Reproduce the records below word for word, starting at the beginning of the records and ending with the line that contains "618, 122, 643]", including both ends.

Raw records:
****************************************
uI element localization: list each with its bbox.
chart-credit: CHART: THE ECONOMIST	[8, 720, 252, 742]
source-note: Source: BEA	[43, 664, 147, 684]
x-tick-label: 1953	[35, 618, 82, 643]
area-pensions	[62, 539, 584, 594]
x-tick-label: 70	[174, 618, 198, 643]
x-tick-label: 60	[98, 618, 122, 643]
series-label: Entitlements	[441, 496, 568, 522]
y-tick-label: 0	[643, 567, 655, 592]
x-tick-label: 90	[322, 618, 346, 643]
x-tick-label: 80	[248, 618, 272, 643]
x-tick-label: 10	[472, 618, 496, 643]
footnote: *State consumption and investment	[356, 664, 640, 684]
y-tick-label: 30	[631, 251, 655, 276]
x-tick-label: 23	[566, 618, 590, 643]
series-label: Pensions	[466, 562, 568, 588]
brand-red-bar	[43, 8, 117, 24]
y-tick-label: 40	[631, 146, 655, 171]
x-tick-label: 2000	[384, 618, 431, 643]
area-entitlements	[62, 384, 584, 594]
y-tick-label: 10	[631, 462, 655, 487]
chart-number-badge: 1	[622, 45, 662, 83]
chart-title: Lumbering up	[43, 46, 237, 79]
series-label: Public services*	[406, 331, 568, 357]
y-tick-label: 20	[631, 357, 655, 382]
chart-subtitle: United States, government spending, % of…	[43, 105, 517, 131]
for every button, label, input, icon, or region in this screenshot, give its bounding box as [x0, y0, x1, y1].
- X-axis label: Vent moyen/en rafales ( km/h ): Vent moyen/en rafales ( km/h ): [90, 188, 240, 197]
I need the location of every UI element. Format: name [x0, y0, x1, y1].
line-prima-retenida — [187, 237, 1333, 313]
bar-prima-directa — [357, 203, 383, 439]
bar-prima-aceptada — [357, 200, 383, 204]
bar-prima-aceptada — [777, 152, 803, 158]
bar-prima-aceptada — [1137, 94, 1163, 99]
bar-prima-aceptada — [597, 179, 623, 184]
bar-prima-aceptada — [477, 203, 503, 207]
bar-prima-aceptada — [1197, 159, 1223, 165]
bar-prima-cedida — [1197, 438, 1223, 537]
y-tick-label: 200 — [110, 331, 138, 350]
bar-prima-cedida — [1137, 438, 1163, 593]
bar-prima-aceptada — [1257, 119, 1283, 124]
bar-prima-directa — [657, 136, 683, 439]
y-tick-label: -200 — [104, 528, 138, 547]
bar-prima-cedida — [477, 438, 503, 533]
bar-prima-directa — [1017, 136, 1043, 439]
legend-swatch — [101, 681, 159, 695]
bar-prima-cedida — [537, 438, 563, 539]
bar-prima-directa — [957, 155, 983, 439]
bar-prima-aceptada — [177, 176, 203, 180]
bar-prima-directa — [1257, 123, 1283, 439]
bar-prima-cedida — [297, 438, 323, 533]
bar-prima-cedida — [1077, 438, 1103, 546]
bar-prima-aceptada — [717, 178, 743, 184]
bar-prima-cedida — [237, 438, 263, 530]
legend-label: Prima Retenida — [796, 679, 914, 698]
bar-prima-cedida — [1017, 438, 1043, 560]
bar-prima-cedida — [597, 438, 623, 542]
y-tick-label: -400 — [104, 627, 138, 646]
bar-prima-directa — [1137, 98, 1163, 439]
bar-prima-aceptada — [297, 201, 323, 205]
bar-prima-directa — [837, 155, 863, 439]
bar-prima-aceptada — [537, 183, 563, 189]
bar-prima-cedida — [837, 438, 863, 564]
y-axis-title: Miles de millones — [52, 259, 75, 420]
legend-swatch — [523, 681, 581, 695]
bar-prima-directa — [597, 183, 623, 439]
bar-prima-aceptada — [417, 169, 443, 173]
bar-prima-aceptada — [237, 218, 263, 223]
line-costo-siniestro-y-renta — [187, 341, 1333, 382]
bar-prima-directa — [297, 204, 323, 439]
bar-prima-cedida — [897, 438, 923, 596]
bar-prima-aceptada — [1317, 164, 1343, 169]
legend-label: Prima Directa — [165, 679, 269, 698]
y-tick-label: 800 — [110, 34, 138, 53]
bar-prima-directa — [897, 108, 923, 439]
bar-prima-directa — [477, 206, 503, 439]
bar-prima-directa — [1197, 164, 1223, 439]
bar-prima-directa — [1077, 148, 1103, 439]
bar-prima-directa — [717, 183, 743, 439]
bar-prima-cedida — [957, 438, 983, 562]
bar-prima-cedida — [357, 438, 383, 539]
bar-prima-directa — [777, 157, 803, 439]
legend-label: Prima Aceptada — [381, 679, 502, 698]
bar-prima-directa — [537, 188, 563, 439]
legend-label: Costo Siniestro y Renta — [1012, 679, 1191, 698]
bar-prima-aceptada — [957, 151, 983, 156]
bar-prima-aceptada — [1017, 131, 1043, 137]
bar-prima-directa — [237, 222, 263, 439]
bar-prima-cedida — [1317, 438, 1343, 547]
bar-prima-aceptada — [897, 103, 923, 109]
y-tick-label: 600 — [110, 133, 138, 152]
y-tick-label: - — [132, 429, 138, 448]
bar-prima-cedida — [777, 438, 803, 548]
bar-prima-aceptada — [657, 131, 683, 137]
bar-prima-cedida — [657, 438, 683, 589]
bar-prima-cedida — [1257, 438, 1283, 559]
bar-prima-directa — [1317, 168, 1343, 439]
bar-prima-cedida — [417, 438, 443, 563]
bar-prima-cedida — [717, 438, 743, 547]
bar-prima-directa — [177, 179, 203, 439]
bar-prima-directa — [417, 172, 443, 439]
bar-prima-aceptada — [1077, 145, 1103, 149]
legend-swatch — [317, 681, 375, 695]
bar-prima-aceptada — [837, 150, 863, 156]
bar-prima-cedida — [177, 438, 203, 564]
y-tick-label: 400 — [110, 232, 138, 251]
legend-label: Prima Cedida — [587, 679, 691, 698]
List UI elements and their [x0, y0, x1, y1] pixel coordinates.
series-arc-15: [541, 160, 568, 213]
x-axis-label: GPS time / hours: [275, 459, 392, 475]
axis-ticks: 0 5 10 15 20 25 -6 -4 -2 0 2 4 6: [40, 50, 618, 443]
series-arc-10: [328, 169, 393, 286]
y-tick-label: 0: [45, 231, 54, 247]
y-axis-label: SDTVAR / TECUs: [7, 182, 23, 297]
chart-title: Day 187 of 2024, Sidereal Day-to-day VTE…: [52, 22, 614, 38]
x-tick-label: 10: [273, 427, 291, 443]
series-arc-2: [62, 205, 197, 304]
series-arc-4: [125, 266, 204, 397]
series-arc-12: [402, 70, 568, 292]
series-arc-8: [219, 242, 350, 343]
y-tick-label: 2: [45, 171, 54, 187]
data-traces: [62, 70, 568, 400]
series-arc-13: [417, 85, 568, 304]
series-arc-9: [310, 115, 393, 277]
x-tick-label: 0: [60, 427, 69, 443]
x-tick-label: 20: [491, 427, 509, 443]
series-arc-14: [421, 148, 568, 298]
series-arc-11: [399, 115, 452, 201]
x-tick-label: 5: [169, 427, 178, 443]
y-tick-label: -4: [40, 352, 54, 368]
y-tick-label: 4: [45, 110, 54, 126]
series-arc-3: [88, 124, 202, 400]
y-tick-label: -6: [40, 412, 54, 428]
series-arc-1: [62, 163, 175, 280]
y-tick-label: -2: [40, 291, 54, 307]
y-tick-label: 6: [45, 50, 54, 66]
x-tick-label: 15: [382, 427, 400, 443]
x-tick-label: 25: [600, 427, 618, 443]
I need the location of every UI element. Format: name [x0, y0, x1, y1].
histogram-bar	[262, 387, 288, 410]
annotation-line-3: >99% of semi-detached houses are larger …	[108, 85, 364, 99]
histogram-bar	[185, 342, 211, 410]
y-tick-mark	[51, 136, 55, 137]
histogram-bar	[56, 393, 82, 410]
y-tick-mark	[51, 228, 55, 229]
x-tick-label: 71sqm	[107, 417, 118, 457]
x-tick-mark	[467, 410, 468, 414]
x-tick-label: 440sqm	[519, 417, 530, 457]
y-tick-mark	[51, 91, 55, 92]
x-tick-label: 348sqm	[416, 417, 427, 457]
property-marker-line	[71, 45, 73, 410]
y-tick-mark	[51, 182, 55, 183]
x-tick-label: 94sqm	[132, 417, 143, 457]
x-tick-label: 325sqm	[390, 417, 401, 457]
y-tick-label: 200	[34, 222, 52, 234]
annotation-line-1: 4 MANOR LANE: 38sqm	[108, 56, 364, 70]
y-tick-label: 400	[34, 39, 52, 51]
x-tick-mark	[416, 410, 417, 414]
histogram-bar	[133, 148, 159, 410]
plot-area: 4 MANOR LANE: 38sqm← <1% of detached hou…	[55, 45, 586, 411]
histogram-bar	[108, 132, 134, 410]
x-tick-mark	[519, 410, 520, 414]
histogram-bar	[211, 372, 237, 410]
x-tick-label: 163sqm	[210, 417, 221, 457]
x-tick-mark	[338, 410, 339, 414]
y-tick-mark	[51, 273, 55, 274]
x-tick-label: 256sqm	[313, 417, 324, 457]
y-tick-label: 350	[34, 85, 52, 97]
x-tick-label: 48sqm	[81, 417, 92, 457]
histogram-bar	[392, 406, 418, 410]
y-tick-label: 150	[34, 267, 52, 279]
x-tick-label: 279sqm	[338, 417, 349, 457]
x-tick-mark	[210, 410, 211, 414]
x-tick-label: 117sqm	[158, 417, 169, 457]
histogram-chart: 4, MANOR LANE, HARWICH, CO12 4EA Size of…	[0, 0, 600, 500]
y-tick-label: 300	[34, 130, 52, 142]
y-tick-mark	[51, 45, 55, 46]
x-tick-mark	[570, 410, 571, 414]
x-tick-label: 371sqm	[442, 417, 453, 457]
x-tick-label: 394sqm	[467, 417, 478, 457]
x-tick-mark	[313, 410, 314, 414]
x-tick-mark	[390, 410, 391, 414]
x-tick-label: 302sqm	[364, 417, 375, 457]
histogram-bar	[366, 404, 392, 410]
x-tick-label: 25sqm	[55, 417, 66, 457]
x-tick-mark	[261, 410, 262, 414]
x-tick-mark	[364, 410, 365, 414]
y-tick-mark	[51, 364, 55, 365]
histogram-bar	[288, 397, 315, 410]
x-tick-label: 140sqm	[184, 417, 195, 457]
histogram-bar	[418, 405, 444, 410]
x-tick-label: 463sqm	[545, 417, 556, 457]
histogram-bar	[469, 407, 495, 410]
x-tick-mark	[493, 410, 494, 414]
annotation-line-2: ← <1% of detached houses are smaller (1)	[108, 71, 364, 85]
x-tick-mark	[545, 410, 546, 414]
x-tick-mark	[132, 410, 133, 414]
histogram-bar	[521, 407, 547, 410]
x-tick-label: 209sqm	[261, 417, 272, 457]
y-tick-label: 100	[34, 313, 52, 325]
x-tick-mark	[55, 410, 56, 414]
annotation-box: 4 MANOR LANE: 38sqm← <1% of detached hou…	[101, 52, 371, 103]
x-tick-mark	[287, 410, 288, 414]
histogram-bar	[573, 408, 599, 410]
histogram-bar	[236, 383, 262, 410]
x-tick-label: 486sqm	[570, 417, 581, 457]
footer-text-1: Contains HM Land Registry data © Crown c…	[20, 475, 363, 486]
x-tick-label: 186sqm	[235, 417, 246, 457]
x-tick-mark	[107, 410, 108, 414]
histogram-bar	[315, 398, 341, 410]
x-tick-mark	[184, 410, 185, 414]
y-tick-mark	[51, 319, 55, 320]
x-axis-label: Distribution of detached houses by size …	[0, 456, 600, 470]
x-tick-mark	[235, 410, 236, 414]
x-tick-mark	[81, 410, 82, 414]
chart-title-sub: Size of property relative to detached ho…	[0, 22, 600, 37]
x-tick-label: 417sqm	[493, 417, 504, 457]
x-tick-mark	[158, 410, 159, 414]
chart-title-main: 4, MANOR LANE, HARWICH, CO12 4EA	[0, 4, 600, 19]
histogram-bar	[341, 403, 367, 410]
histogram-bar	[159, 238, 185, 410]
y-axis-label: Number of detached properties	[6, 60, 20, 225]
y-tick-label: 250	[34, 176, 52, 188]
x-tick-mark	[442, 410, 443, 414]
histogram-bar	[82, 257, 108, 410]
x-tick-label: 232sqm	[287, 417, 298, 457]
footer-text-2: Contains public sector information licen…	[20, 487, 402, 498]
****************************************
**Worked answer**.
uI element localization: list each with its bbox.
chart-credit: CHART: THE ECONOMIST	[8, 720, 252, 742]
source-note: Source: BEA	[43, 664, 147, 684]
x-tick-label: 1953	[35, 618, 82, 643]
area-pensions	[62, 539, 584, 594]
x-tick-label: 70	[174, 618, 198, 643]
x-tick-label: 60	[98, 618, 122, 643]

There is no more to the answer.